Exercise task:
Each line containing the word "Turn" should be found and copied.

begin

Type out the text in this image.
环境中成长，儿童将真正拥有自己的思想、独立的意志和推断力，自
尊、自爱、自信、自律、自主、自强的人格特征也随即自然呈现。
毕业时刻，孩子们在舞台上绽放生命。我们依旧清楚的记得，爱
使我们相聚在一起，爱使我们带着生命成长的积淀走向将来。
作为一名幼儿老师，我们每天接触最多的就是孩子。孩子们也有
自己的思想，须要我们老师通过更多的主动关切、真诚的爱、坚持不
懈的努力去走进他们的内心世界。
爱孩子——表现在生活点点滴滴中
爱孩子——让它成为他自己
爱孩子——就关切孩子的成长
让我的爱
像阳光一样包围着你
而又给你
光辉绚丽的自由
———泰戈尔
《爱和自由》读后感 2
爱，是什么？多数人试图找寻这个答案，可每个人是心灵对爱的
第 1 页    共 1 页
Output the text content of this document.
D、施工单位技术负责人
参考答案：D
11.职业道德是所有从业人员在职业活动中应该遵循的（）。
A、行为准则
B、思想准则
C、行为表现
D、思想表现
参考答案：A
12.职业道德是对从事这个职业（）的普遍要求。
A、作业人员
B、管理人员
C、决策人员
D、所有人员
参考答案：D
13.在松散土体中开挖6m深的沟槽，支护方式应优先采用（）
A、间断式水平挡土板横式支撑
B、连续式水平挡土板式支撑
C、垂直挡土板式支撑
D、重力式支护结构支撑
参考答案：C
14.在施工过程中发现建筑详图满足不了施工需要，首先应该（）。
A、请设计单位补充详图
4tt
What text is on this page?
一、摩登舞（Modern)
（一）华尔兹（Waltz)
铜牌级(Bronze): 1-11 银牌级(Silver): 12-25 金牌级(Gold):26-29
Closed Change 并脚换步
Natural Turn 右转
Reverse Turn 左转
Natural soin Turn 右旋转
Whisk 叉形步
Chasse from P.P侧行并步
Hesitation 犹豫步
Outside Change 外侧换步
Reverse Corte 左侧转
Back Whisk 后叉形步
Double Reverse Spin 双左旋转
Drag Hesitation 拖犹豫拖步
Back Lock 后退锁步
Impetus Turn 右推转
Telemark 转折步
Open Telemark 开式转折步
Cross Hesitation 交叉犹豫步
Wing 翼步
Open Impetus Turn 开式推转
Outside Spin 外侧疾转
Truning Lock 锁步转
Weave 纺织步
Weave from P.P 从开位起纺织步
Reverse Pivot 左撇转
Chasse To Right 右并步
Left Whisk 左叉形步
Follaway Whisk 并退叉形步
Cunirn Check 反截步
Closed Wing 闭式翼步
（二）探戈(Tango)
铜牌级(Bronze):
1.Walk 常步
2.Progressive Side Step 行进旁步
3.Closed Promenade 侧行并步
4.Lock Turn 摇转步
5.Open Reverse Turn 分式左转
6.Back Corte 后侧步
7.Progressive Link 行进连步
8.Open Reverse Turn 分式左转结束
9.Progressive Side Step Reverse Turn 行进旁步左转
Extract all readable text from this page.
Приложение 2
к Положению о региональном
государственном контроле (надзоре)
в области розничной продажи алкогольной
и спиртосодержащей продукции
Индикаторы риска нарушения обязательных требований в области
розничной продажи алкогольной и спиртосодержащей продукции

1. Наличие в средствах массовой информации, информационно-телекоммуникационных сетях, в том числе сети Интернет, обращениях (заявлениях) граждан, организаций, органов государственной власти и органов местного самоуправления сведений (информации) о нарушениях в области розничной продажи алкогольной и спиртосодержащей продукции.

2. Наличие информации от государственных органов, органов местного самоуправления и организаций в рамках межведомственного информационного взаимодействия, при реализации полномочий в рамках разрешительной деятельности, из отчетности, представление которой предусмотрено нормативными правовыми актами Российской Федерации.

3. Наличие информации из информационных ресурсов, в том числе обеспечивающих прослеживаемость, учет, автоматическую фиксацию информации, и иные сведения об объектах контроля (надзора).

end

Full output:
Natural Turn 右转
Reverse Turn 左转
Natural soin Turn 右旋转
Impetus Turn 右推转
Open Impetus Turn 开式推转
4.Lock Turn 摇转步
5.Open Reverse Turn 分式左转
8.Open Reverse Turn 分式左转结束
9.Progressive Side Step Reverse Turn 行进旁步左转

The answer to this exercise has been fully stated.